◆ Set exercise: Write out every entry exactly as given, but omit the pictures.

────────────────

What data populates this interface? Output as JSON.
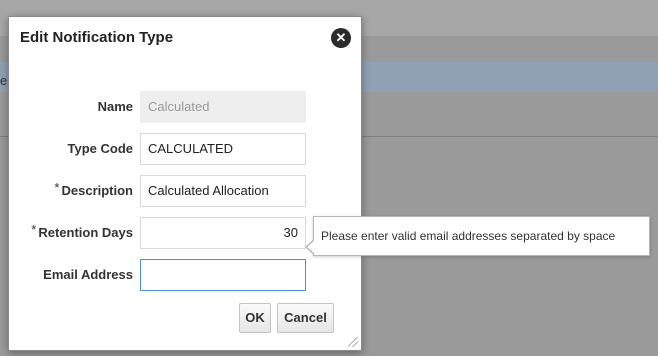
{
  "background": {
    "edge_text": "e"
  },
  "dialog": {
    "title": "Edit Notification Type",
    "close_icon": "close-circle-icon",
    "fields": {
      "name": {
        "label": "Name",
        "value": "Calculated"
      },
      "type_code": {
        "label": "Type Code",
        "value": "CALCULATED"
      },
      "description": {
        "label": "Description",
        "required_mark": "*",
        "value": "Calculated Allocation"
      },
      "retention_days": {
        "label": "Retention Days",
        "required_mark": "*",
        "value": "30"
      },
      "email_address": {
        "label": "Email Address",
        "value": ""
      }
    },
    "tooltip": "Please enter valid email addresses separated by space",
    "buttons": {
      "ok": "OK",
      "cancel": "Cancel"
    }
  },
  "colors": {
    "focus_border": "#4a8fd8",
    "overlay": "#9a9a9a"
  }
}
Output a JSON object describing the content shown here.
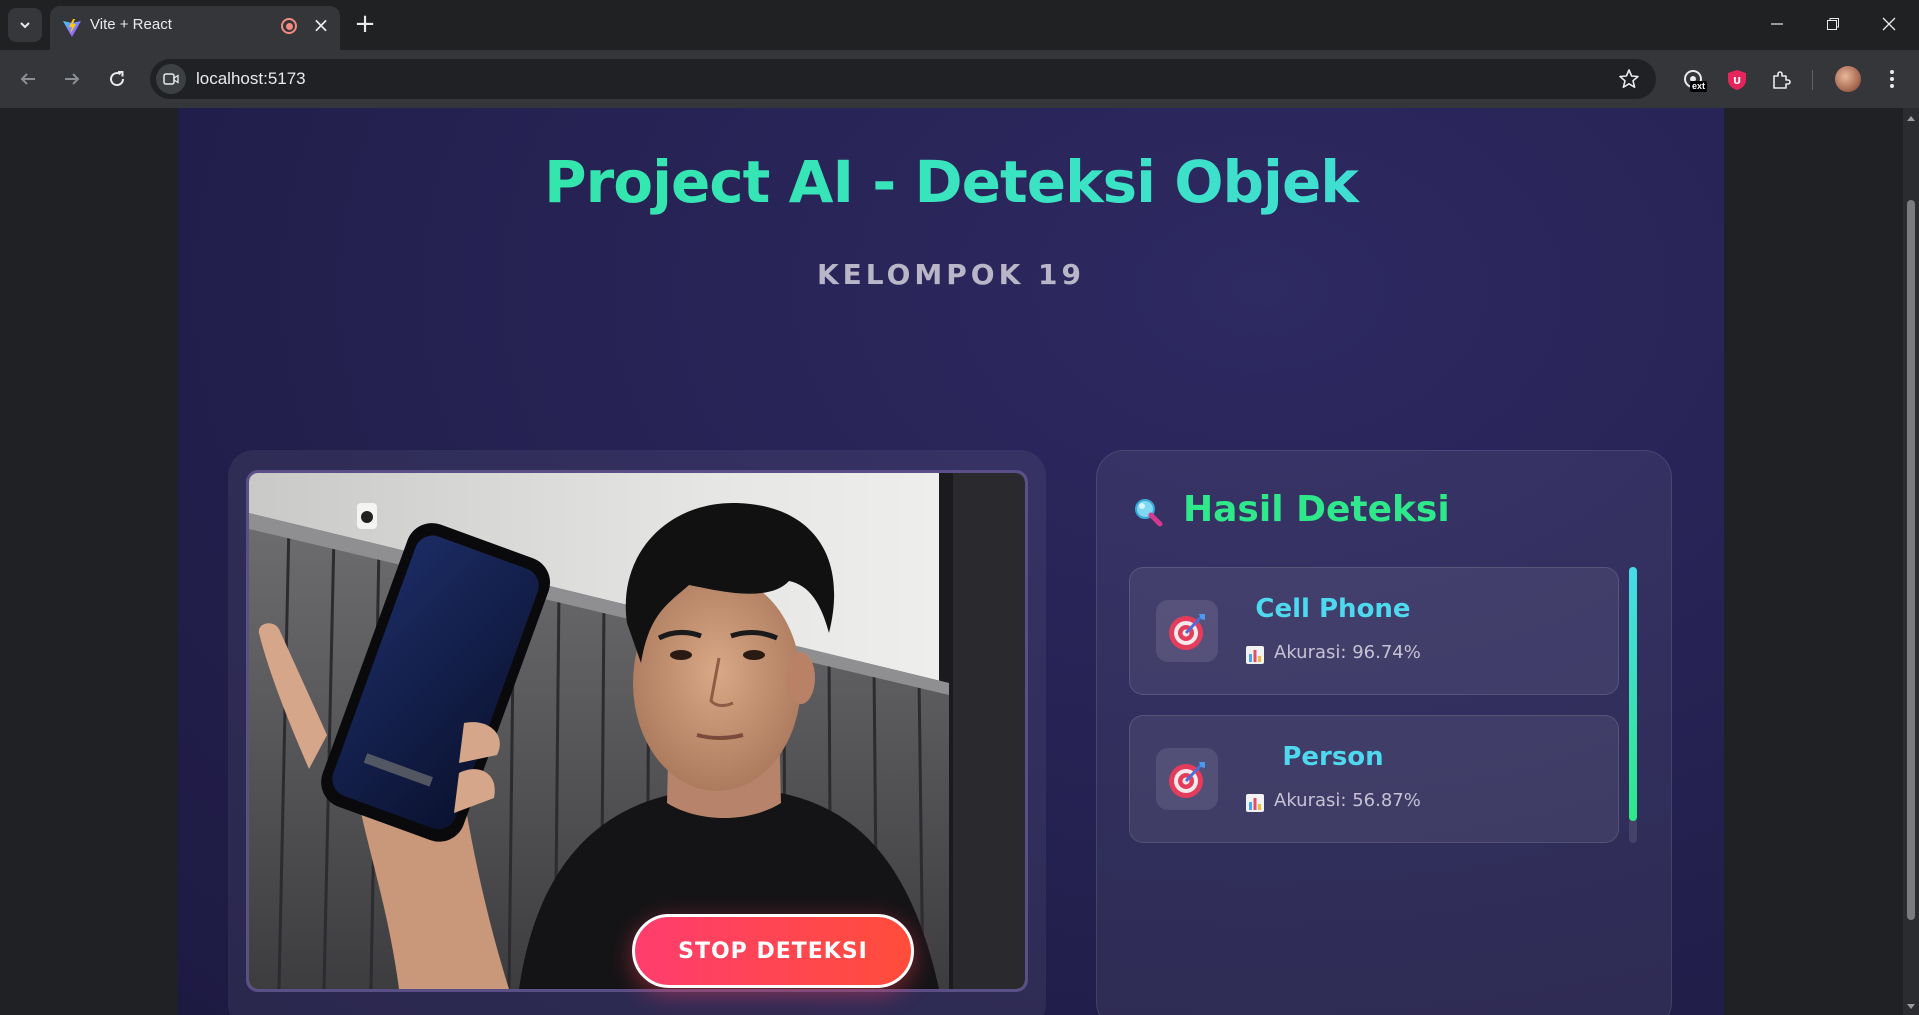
{
  "browser": {
    "tab_title": "Vite + React",
    "url": "localhost:5173",
    "extension_badge": "ext"
  },
  "app": {
    "title": "Project AI - Deteksi Objek",
    "subtitle": "KELOMPOK 19",
    "stop_button_label": "STOP DETEKSI",
    "results_title": "Hasil Deteksi",
    "results": [
      {
        "name": "Cell Phone",
        "accuracy": "Akurasi: 96.74%"
      },
      {
        "name": "Person",
        "accuracy": "Akurasi: 56.87%"
      }
    ]
  },
  "icons": {
    "results_header": "magnifier-icon",
    "result_item": "target-icon",
    "accuracy": "bar-chart-icon"
  },
  "colors": {
    "accent_green": "#2ee88a",
    "accent_cyan": "#4ed9ef",
    "stop_red": "#ff3d6e",
    "app_background": "#272355"
  }
}
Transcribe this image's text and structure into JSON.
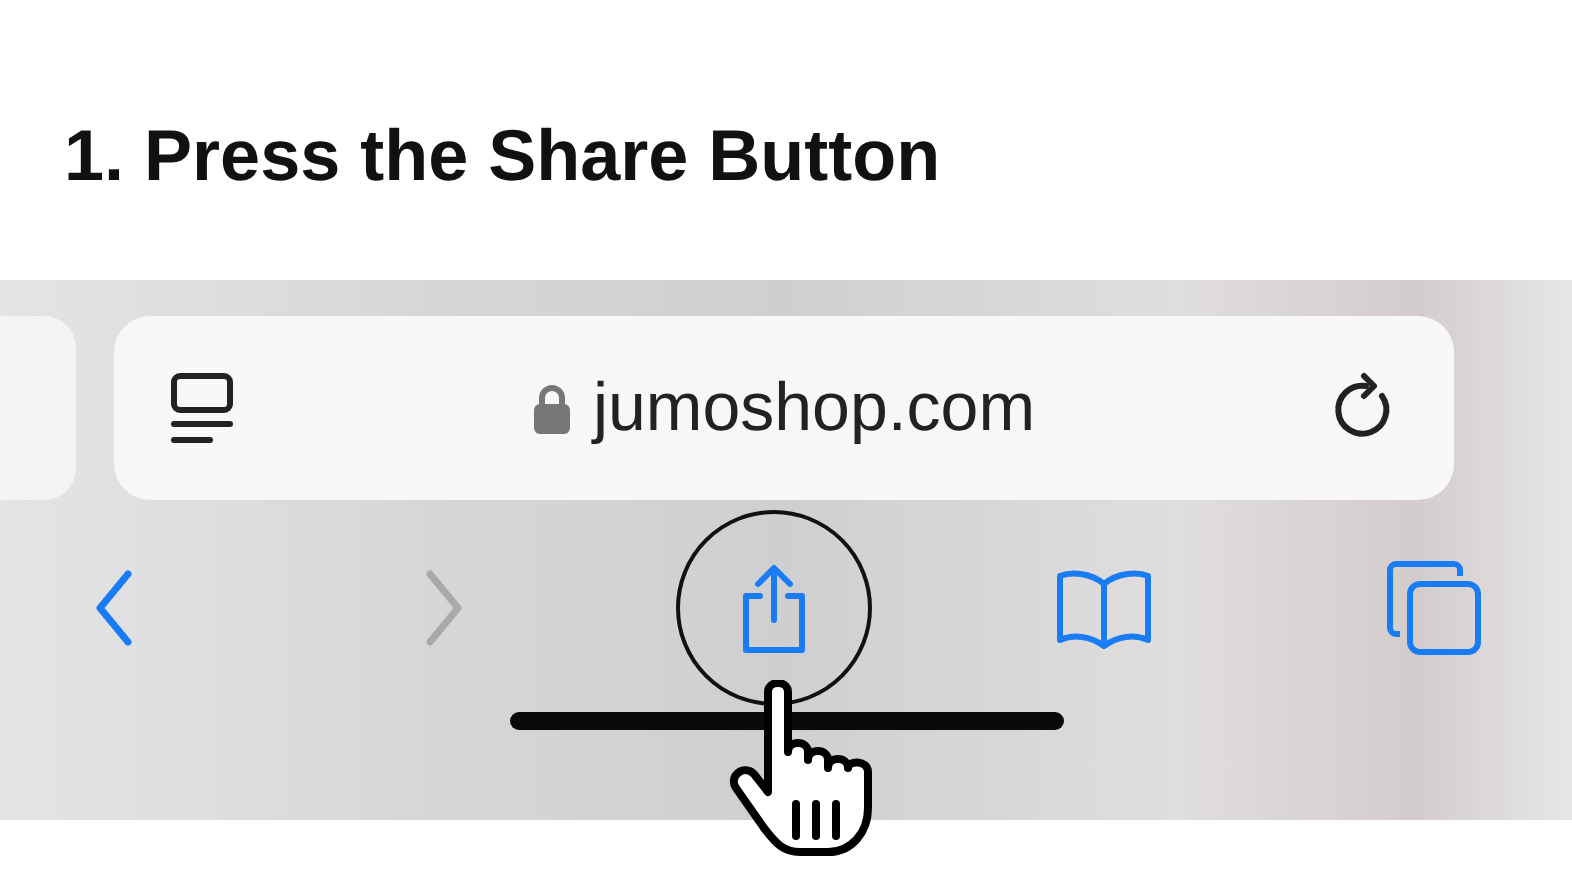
{
  "heading": "1. Press the Share Button",
  "address_bar": {
    "url": "jumoshop.com",
    "secure": true
  },
  "toolbar": [
    {
      "kind": "back",
      "disabled": false,
      "highlighted": false
    },
    {
      "kind": "forward",
      "disabled": true,
      "highlighted": false
    },
    {
      "kind": "share",
      "disabled": false,
      "highlighted": true
    },
    {
      "kind": "bookmarks",
      "disabled": false,
      "highlighted": false
    },
    {
      "kind": "tabs",
      "disabled": false,
      "highlighted": false
    }
  ]
}
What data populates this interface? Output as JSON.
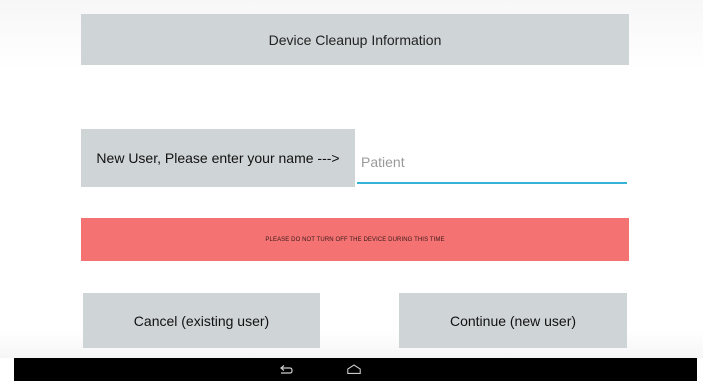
{
  "screen": {
    "title": "Device Cleanup Information",
    "name_prompt": "New User, Please enter your name --->",
    "name_input": {
      "value": "",
      "placeholder": "Patient"
    },
    "warning": "PLEASE DO NOT TURN OFF THE DEVICE DURING THIS TIME",
    "buttons": {
      "cancel_label": "Cancel (existing user)",
      "continue_label": "Continue (new user)"
    }
  },
  "navbar": {
    "icons": [
      "back-icon",
      "home-icon"
    ]
  },
  "colors": {
    "panel_gray": "#cfd4d6",
    "warning_red": "#f47272",
    "input_underline": "#35b3d6",
    "navbar": "#000000"
  }
}
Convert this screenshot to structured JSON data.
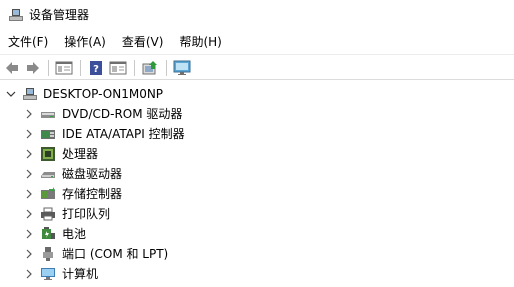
{
  "window": {
    "title": "设备管理器"
  },
  "menu": [
    "文件(F)",
    "操作(A)",
    "查看(V)",
    "帮助(H)"
  ],
  "tree": {
    "root": "DESKTOP-ON1M0NP",
    "items": [
      {
        "label": "DVD/CD-ROM 驱动器",
        "icon": "dvd-drive-icon"
      },
      {
        "label": "IDE ATA/ATAPI 控制器",
        "icon": "ide-controller-icon"
      },
      {
        "label": "处理器",
        "icon": "processor-icon"
      },
      {
        "label": "磁盘驱动器",
        "icon": "disk-drive-icon"
      },
      {
        "label": "存储控制器",
        "icon": "storage-controller-icon"
      },
      {
        "label": "打印队列",
        "icon": "printer-icon"
      },
      {
        "label": "电池",
        "icon": "battery-icon"
      },
      {
        "label": "端口 (COM 和 LPT)",
        "icon": "port-icon"
      },
      {
        "label": "计算机",
        "icon": "computer-icon"
      }
    ]
  }
}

────────────────

◆ Solution to the exercise:
What data populates this interface? Output as JSON.
{
  "background": {
    "edge_text": "e"
  },
  "dialog": {
    "title": "Edit Notification Type",
    "close_icon": "close-circle-icon",
    "fields": {
      "name": {
        "label": "Name",
        "value": "Calculated"
      },
      "type_code": {
        "label": "Type Code",
        "value": "CALCULATED"
      },
      "description": {
        "label": "Description",
        "required_mark": "*",
        "value": "Calculated Allocation"
      },
      "retention_days": {
        "label": "Retention Days",
        "required_mark": "*",
        "value": "30"
      },
      "email_address": {
        "label": "Email Address",
        "value": ""
      }
    },
    "tooltip": "Please enter valid email addresses separated by space",
    "buttons": {
      "ok": "OK",
      "cancel": "Cancel"
    }
  },
  "colors": {
    "focus_border": "#4a8fd8",
    "overlay": "#9a9a9a"
  }
}
Output a JSON object describing the content shown here.
{
  "browser": {
    "tab_title": "Vite + React",
    "url": "localhost:5173",
    "extension_badge": "ext"
  },
  "app": {
    "title": "Project AI - Deteksi Objek",
    "subtitle": "KELOMPOK 19",
    "stop_button_label": "STOP DETEKSI",
    "results_title": "Hasil Deteksi",
    "results": [
      {
        "name": "Cell Phone",
        "accuracy": "Akurasi: 96.74%"
      },
      {
        "name": "Person",
        "accuracy": "Akurasi: 56.87%"
      }
    ]
  },
  "icons": {
    "results_header": "magnifier-icon",
    "result_item": "target-icon",
    "accuracy": "bar-chart-icon"
  },
  "colors": {
    "accent_green": "#2ee88a",
    "accent_cyan": "#4ed9ef",
    "stop_red": "#ff3d6e",
    "app_background": "#272355"
  }
}
Transcribe this image's text and structure into JSON.
{
  "heading": "1. Press the Share Button",
  "address_bar": {
    "url": "jumoshop.com",
    "secure": true
  },
  "toolbar": [
    {
      "kind": "back",
      "disabled": false,
      "highlighted": false
    },
    {
      "kind": "forward",
      "disabled": true,
      "highlighted": false
    },
    {
      "kind": "share",
      "disabled": false,
      "highlighted": true
    },
    {
      "kind": "bookmarks",
      "disabled": false,
      "highlighted": false
    },
    {
      "kind": "tabs",
      "disabled": false,
      "highlighted": false
    }
  ]
}
What data populates this interface? Output as JSON.
{
  "screen": {
    "title": "Device Cleanup Information",
    "name_prompt": "New User, Please enter your name --->",
    "name_input": {
      "value": "",
      "placeholder": "Patient"
    },
    "warning": "PLEASE DO NOT TURN OFF THE DEVICE DURING THIS TIME",
    "buttons": {
      "cancel_label": "Cancel (existing user)",
      "continue_label": "Continue (new user)"
    }
  },
  "navbar": {
    "icons": [
      "back-icon",
      "home-icon"
    ]
  },
  "colors": {
    "panel_gray": "#cfd4d6",
    "warning_red": "#f47272",
    "input_underline": "#35b3d6",
    "navbar": "#000000"
  }
}
Convert this screenshot to structured JSON data.
{
  "window": {
    "title": "设备管理器"
  },
  "menu": [
    "文件(F)",
    "操作(A)",
    "查看(V)",
    "帮助(H)"
  ],
  "tree": {
    "root": "DESKTOP-ON1M0NP",
    "items": [
      {
        "label": "DVD/CD-ROM 驱动器",
        "icon": "dvd-drive-icon"
      },
      {
        "label": "IDE ATA/ATAPI 控制器",
        "icon": "ide-controller-icon"
      },
      {
        "label": "处理器",
        "icon": "processor-icon"
      },
      {
        "label": "磁盘驱动器",
        "icon": "disk-drive-icon"
      },
      {
        "label": "存储控制器",
        "icon": "storage-controller-icon"
      },
      {
        "label": "打印队列",
        "icon": "printer-icon"
      },
      {
        "label": "电池",
        "icon": "battery-icon"
      },
      {
        "label": "端口 (COM 和 LPT)",
        "icon": "port-icon"
      },
      {
        "label": "计算机",
        "icon": "computer-icon"
      }
    ]
  }
}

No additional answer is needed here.